Repeat every line below exactly, word for word.
* begin Dataset records *
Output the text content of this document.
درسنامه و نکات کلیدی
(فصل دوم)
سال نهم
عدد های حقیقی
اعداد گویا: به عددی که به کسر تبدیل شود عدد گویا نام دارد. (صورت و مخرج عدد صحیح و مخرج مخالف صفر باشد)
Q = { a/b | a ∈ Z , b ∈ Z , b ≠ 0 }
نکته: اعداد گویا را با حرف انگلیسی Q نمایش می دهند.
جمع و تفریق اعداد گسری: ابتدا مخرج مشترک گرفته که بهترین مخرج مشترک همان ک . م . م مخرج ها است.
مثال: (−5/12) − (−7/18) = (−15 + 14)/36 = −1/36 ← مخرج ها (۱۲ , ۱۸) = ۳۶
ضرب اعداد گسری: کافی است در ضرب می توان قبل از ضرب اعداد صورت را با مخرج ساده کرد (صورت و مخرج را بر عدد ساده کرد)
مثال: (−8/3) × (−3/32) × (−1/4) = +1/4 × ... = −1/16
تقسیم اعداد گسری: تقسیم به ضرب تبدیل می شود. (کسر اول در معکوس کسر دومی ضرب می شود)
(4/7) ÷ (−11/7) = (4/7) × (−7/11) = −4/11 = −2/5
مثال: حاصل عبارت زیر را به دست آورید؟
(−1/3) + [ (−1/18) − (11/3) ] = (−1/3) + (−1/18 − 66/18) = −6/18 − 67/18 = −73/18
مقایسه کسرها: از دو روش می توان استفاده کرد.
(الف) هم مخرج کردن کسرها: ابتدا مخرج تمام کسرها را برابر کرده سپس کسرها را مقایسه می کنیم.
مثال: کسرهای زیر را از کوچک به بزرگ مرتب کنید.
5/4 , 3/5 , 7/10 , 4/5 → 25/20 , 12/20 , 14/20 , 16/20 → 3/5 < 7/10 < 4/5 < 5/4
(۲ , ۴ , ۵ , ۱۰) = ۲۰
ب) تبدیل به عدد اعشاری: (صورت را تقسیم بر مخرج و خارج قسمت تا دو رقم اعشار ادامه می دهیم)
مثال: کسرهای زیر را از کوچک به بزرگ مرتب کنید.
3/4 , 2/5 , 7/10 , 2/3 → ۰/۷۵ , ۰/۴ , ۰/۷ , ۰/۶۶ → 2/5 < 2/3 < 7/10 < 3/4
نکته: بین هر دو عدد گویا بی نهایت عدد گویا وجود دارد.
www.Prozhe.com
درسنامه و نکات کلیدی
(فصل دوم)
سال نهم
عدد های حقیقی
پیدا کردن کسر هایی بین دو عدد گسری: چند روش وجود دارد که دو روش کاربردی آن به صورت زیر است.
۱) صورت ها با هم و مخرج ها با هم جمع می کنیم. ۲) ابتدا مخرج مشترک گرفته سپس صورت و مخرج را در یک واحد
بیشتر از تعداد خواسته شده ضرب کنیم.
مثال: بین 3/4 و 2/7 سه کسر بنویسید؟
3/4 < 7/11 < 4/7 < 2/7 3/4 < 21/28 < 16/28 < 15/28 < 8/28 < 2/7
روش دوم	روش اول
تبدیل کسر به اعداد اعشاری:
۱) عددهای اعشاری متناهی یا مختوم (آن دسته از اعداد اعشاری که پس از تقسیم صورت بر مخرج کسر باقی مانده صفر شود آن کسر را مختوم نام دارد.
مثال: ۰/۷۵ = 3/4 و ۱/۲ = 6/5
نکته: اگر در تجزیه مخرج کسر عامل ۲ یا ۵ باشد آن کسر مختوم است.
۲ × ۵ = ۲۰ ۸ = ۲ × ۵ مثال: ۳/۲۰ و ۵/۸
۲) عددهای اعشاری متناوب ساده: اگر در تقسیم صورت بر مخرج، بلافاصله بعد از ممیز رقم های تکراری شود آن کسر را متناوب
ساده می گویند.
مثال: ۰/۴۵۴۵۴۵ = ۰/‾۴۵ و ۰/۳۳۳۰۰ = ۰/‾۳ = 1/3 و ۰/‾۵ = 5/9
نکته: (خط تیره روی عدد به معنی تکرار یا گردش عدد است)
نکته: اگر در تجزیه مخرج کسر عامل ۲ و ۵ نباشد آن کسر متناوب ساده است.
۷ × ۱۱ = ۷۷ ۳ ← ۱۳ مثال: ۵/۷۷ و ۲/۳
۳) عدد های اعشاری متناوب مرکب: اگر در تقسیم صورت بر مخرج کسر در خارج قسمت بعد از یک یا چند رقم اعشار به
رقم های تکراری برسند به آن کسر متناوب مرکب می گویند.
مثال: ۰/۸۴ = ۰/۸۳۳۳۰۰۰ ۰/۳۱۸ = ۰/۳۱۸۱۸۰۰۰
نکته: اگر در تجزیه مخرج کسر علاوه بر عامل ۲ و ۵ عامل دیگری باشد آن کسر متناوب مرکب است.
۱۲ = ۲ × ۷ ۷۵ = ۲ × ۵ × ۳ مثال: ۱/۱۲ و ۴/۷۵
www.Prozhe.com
* end Dataset records *
## Response for this exercise
Output the text content of this document.
درسنامه و نکات کلیدی
(فصل دوم)
سال نهم
عدد های حقیقی
اعداد گویا: به عددی که به کسر تبدیل شود عدد گویا نام دارد. (صورت و مخرج عدد صحیح و مخرج مخالف صفر باشد)
Q = { a/b | a ∈ Z , b ∈ Z , b ≠ 0 }
نکته: اعداد گویا را با حرف انگلیسی Q نمایش می دهند.
جمع و تفریق اعداد گسری: ابتدا مخرج مشترک گرفته که بهترین مخرج مشترک همان ک . م . م مخرج ها است.
مثال: (−5/12) − (−7/18) = (−15 + 14)/36 = −1/36 ← مخرج ها (۱۲ , ۱۸) = ۳۶
ضرب اعداد گسری: کافی است در ضرب می توان قبل از ضرب اعداد صورت را با مخرج ساده کرد (صورت و مخرج را بر عدد ساده کرد)
مثال: (−8/3) × (−3/32) × (−1/4) = +1/4 × ... = −1/16
تقسیم اعداد گسری: تقسیم به ضرب تبدیل می شود. (کسر اول در معکوس کسر دومی ضرب می شود)
(4/7) ÷ (−11/7) = (4/7) × (−7/11) = −4/11 = −2/5
مثال: حاصل عبارت زیر را به دست آورید؟
(−1/3) + [ (−1/18) − (11/3) ] = (−1/3) + (−1/18 − 66/18) = −6/18 − 67/18 = −73/18
مقایسه کسرها: از دو روش می توان استفاده کرد.
(الف) هم مخرج کردن کسرها: ابتدا مخرج تمام کسرها را برابر کرده سپس کسرها را مقایسه می کنیم.
مثال: کسرهای زیر را از کوچک به بزرگ مرتب کنید.
5/4 , 3/5 , 7/10 , 4/5 → 25/20 , 12/20 , 14/20 , 16/20 → 3/5 < 7/10 < 4/5 < 5/4
(۲ , ۴ , ۵ , ۱۰) = ۲۰
ب) تبدیل به عدد اعشاری: (صورت را تقسیم بر مخرج و خارج قسمت تا دو رقم اعشار ادامه می دهیم)
مثال: کسرهای زیر را از کوچک به بزرگ مرتب کنید.
3/4 , 2/5 , 7/10 , 2/3 → ۰/۷۵ , ۰/۴ , ۰/۷ , ۰/۶۶ → 2/5 < 2/3 < 7/10 < 3/4
نکته: بین هر دو عدد گویا بی نهایت عدد گویا وجود دارد.
www.Prozhe.com
درسنامه و نکات کلیدی
(فصل دوم)
سال نهم
عدد های حقیقی
پیدا کردن کسر هایی بین دو عدد گسری: چند روش وجود دارد که دو روش کاربردی آن به صورت زیر است.
۱) صورت ها با هم و مخرج ها با هم جمع می کنیم. ۲) ابتدا مخرج مشترک گرفته سپس صورت و مخرج را در یک واحد
بیشتر از تعداد خواسته شده ضرب کنیم.
مثال: بین 3/4 و 2/7 سه کسر بنویسید؟
3/4 < 7/11 < 4/7 < 2/7 3/4 < 21/28 < 16/28 < 15/28 < 8/28 < 2/7
روش دوم	روش اول
تبدیل کسر به اعداد اعشاری:
۱) عددهای اعشاری متناهی یا مختوم (آن دسته از اعداد اعشاری که پس از تقسیم صورت بر مخرج کسر باقی مانده صفر شود آن کسر را مختوم نام دارد.
مثال: ۰/۷۵ = 3/4 و ۱/۲ = 6/5
نکته: اگر در تجزیه مخرج کسر عامل ۲ یا ۵ باشد آن کسر مختوم است.
۲ × ۵ = ۲۰ ۸ = ۲ × ۵ مثال: ۳/۲۰ و ۵/۸
۲) عددهای اعشاری متناوب ساده: اگر در تقسیم صورت بر مخرج، بلافاصله بعد از ممیز رقم های تکراری شود آن کسر را متناوب
ساده می گویند.
مثال: ۰/۴۵۴۵۴۵ = ۰/‾۴۵ و ۰/۳۳۳۰۰ = ۰/‾۳ = 1/3 و ۰/‾۵ = 5/9
نکته: (خط تیره روی عدد به معنی تکرار یا گردش عدد است)
نکته: اگر در تجزیه مخرج کسر عامل ۲ و ۵ نباشد آن کسر متناوب ساده است.
۷ × ۱۱ = ۷۷ ۳ ← ۱۳ مثال: ۵/۷۷ و ۲/۳
۳) عدد های اعشاری متناوب مرکب: اگر در تقسیم صورت بر مخرج کسر در خارج قسمت بعد از یک یا چند رقم اعشار به
رقم های تکراری برسند به آن کسر متناوب مرکب می گویند.
مثال: ۰/۸۴ = ۰/۸۳۳۳۰۰۰ ۰/۳۱۸ = ۰/۳۱۸۱۸۰۰۰
نکته: اگر در تجزیه مخرج کسر علاوه بر عامل ۲ و ۵ عامل دیگری باشد آن کسر متناوب مرکب است.
۱۲ = ۲ × ۷ ۷۵ = ۲ × ۵ × ۳ مثال: ۱/۱۲ و ۴/۷۵
www.Prozhe.com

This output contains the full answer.